### Given exercise
Return all of the data exactly as given.

Saved data entries
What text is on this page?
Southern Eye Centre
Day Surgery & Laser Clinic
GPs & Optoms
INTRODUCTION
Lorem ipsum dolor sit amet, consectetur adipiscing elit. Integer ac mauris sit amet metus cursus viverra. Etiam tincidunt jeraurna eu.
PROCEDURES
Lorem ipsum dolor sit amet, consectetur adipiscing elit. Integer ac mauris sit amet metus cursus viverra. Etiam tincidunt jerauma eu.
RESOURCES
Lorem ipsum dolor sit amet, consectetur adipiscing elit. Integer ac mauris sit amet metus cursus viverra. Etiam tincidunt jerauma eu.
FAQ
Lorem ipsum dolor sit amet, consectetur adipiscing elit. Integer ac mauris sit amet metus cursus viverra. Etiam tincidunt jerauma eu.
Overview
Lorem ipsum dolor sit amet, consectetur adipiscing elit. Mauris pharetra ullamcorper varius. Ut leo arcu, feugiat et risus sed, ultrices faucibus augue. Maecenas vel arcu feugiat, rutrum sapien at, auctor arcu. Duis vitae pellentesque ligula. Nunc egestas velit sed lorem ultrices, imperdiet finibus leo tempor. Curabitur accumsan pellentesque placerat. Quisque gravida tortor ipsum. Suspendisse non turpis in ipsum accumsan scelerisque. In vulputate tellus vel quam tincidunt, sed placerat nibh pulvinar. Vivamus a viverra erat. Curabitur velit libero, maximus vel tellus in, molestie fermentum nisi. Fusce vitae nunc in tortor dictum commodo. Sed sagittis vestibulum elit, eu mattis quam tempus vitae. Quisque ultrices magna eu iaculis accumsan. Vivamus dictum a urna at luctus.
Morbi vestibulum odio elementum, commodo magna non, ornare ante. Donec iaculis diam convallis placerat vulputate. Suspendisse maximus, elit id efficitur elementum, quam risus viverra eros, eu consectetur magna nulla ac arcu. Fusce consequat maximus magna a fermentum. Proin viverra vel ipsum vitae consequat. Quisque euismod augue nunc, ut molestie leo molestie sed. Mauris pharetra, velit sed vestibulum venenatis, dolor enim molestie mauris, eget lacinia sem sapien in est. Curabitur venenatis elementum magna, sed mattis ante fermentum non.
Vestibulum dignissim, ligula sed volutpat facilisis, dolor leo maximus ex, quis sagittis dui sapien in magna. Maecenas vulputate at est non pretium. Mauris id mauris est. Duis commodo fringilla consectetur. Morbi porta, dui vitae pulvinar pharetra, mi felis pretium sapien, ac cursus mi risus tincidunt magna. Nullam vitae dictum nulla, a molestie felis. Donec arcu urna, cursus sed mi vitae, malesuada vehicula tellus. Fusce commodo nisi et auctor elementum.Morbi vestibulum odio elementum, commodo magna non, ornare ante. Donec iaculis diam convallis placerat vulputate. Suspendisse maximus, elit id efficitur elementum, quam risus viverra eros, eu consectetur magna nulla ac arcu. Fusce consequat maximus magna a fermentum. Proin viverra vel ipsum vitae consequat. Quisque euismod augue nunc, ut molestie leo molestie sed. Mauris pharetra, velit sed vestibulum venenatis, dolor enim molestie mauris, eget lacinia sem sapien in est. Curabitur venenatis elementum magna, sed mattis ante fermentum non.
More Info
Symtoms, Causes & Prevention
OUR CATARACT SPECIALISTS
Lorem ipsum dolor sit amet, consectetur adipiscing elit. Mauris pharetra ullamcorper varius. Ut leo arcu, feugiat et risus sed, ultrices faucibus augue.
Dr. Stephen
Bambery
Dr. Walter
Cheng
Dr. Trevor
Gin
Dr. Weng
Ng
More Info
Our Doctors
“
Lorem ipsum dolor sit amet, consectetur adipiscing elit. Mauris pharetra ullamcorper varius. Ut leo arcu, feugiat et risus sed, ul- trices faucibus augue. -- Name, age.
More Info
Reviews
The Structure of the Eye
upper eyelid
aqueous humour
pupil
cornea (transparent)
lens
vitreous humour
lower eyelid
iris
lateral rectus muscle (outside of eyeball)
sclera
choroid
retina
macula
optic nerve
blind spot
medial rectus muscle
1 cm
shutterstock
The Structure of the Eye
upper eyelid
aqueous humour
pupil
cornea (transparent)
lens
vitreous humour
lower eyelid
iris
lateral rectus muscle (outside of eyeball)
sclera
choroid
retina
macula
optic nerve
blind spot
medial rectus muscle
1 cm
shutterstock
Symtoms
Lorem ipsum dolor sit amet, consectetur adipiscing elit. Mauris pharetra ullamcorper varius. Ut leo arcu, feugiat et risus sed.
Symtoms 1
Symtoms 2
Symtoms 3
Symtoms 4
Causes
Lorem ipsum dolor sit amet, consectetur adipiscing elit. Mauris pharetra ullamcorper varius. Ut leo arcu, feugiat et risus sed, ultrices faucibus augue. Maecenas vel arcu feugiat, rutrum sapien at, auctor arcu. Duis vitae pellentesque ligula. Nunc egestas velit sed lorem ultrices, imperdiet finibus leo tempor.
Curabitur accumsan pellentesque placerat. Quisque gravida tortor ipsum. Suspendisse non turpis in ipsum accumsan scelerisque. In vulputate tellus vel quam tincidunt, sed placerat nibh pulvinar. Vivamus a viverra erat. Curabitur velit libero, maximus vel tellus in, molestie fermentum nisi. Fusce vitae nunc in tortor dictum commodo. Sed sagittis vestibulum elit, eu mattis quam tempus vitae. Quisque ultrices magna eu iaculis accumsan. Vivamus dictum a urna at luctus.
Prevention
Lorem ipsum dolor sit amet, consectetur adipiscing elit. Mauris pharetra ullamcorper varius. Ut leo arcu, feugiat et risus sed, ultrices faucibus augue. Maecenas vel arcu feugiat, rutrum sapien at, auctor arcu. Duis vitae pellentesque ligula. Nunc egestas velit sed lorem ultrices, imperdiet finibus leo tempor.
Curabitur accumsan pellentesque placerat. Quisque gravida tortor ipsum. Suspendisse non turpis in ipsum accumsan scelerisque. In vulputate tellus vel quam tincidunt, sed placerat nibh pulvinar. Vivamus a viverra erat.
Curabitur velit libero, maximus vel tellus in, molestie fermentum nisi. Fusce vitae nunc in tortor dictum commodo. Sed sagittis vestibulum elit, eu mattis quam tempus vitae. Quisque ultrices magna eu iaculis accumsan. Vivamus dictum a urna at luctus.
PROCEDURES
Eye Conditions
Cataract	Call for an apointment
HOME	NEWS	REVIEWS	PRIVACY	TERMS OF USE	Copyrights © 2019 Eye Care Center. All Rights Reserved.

### Output for this exercise
What text is on this page?
Southern Eye Centre
Day Surgery & Laser Clinic
GPs & Optoms
INTRODUCTION
Lorem ipsum dolor sit amet, consectetur adipiscing elit. Integer ac mauris sit amet metus cursus viverra. Etiam tincidunt jeraurna eu.
PROCEDURES
Lorem ipsum dolor sit amet, consectetur adipiscing elit. Integer ac mauris sit amet metus cursus viverra. Etiam tincidunt jerauma eu.
RESOURCES
Lorem ipsum dolor sit amet, consectetur adipiscing elit. Integer ac mauris sit amet metus cursus viverra. Etiam tincidunt jerauma eu.
FAQ
Lorem ipsum dolor sit amet, consectetur adipiscing elit. Integer ac mauris sit amet metus cursus viverra. Etiam tincidunt jerauma eu.
Overview
Lorem ipsum dolor sit amet, consectetur adipiscing elit. Mauris pharetra ullamcorper varius. Ut leo arcu, feugiat et risus sed, ultrices faucibus augue. Maecenas vel arcu feugiat, rutrum sapien at, auctor arcu. Duis vitae pellentesque ligula. Nunc egestas velit sed lorem ultrices, imperdiet finibus leo tempor. Curabitur accumsan pellentesque placerat. Quisque gravida tortor ipsum. Suspendisse non turpis in ipsum accumsan scelerisque. In vulputate tellus vel quam tincidunt, sed placerat nibh pulvinar. Vivamus a viverra erat. Curabitur velit libero, maximus vel tellus in, molestie fermentum nisi. Fusce vitae nunc in tortor dictum commodo. Sed sagittis vestibulum elit, eu mattis quam tempus vitae. Quisque ultrices magna eu iaculis accumsan. Vivamus dictum a urna at luctus.
Morbi vestibulum odio elementum, commodo magna non, ornare ante. Donec iaculis diam convallis placerat vulputate. Suspendisse maximus, elit id efficitur elementum, quam risus viverra eros, eu consectetur magna nulla ac arcu. Fusce consequat maximus magna a fermentum. Proin viverra vel ipsum vitae consequat. Quisque euismod augue nunc, ut molestie leo molestie sed. Mauris pharetra, velit sed vestibulum venenatis, dolor enim molestie mauris, eget lacinia sem sapien in est. Curabitur venenatis elementum magna, sed mattis ante fermentum non.
Vestibulum dignissim, ligula sed volutpat facilisis, dolor leo maximus ex, quis sagittis dui sapien in magna. Maecenas vulputate at est non pretium. Mauris id mauris est. Duis commodo fringilla consectetur. Morbi porta, dui vitae pulvinar pharetra, mi felis pretium sapien, ac cursus mi risus tincidunt magna. Nullam vitae dictum nulla, a molestie felis. Donec arcu urna, cursus sed mi vitae, malesuada vehicula tellus. Fusce commodo nisi et auctor elementum.Morbi vestibulum odio elementum, commodo magna non, ornare ante. Donec iaculis diam convallis placerat vulputate. Suspendisse maximus, elit id efficitur elementum, quam risus viverra eros, eu consectetur magna nulla ac arcu. Fusce consequat maximus magna a fermentum. Proin viverra vel ipsum vitae consequat. Quisque euismod augue nunc, ut molestie leo molestie sed. Mauris pharetra, velit sed vestibulum venenatis, dolor enim molestie mauris, eget lacinia sem sapien in est. Curabitur venenatis elementum magna, sed mattis ante fermentum non.
More Info
Symtoms, Causes & Prevention
OUR CATARACT SPECIALISTS
Lorem ipsum dolor sit amet, consectetur adipiscing elit. Mauris pharetra ullamcorper varius. Ut leo arcu, feugiat et risus sed, ultrices faucibus augue.
Dr. Stephen
Bambery
Dr. Walter
Cheng
Dr. Trevor
Gin
Dr. Weng
Ng
More Info
Our Doctors
“
Lorem ipsum dolor sit amet, consectetur adipiscing elit. Mauris pharetra ullamcorper varius. Ut leo arcu, feugiat et risus sed, ul- trices faucibus augue. -- Name, age.
More Info
Reviews
The Structure of the Eye
upper eyelid
aqueous humour
pupil
cornea (transparent)
lens
vitreous humour
lower eyelid
iris
lateral rectus muscle (outside of eyeball)
sclera
choroid
retina
macula
optic nerve
blind spot
medial rectus muscle
1 cm
shutterstock
The Structure of the Eye
upper eyelid
aqueous humour
pupil
cornea (transparent)
lens
vitreous humour
lower eyelid
iris
lateral rectus muscle (outside of eyeball)
sclera
choroid
retina
macula
optic nerve
blind spot
medial rectus muscle
1 cm
shutterstock
Symtoms
Lorem ipsum dolor sit amet, consectetur adipiscing elit. Mauris pharetra ullamcorper varius. Ut leo arcu, feugiat et risus sed.
Symtoms 1
Symtoms 2
Symtoms 3
Symtoms 4
Causes
Lorem ipsum dolor sit amet, consectetur adipiscing elit. Mauris pharetra ullamcorper varius. Ut leo arcu, feugiat et risus sed, ultrices faucibus augue. Maecenas vel arcu feugiat, rutrum sapien at, auctor arcu. Duis vitae pellentesque ligula. Nunc egestas velit sed lorem ultrices, imperdiet finibus leo tempor.
Curabitur accumsan pellentesque placerat. Quisque gravida tortor ipsum. Suspendisse non turpis in ipsum accumsan scelerisque. In vulputate tellus vel quam tincidunt, sed placerat nibh pulvinar. Vivamus a viverra erat. Curabitur velit libero, maximus vel tellus in, molestie fermentum nisi. Fusce vitae nunc in tortor dictum commodo. Sed sagittis vestibulum elit, eu mattis quam tempus vitae. Quisque ultrices magna eu iaculis accumsan. Vivamus dictum a urna at luctus.
Prevention
Lorem ipsum dolor sit amet, consectetur adipiscing elit. Mauris pharetra ullamcorper varius. Ut leo arcu, feugiat et risus sed, ultrices faucibus augue. Maecenas vel arcu feugiat, rutrum sapien at, auctor arcu. Duis vitae pellentesque ligula. Nunc egestas velit sed lorem ultrices, imperdiet finibus leo tempor.
Curabitur accumsan pellentesque placerat. Quisque gravida tortor ipsum. Suspendisse non turpis in ipsum accumsan scelerisque. In vulputate tellus vel quam tincidunt, sed placerat nibh pulvinar. Vivamus a viverra erat.
Curabitur velit libero, maximus vel tellus in, molestie fermentum nisi. Fusce vitae nunc in tortor dictum commodo. Sed sagittis vestibulum elit, eu mattis quam tempus vitae. Quisque ultrices magna eu iaculis accumsan. Vivamus dictum a urna at luctus.
PROCEDURES
Eye Conditions
Cataract	Call for an apointment
HOME	NEWS	REVIEWS	PRIVACY	TERMS OF USE	Copyrights © 2019 Eye Care Center. All Rights Reserved.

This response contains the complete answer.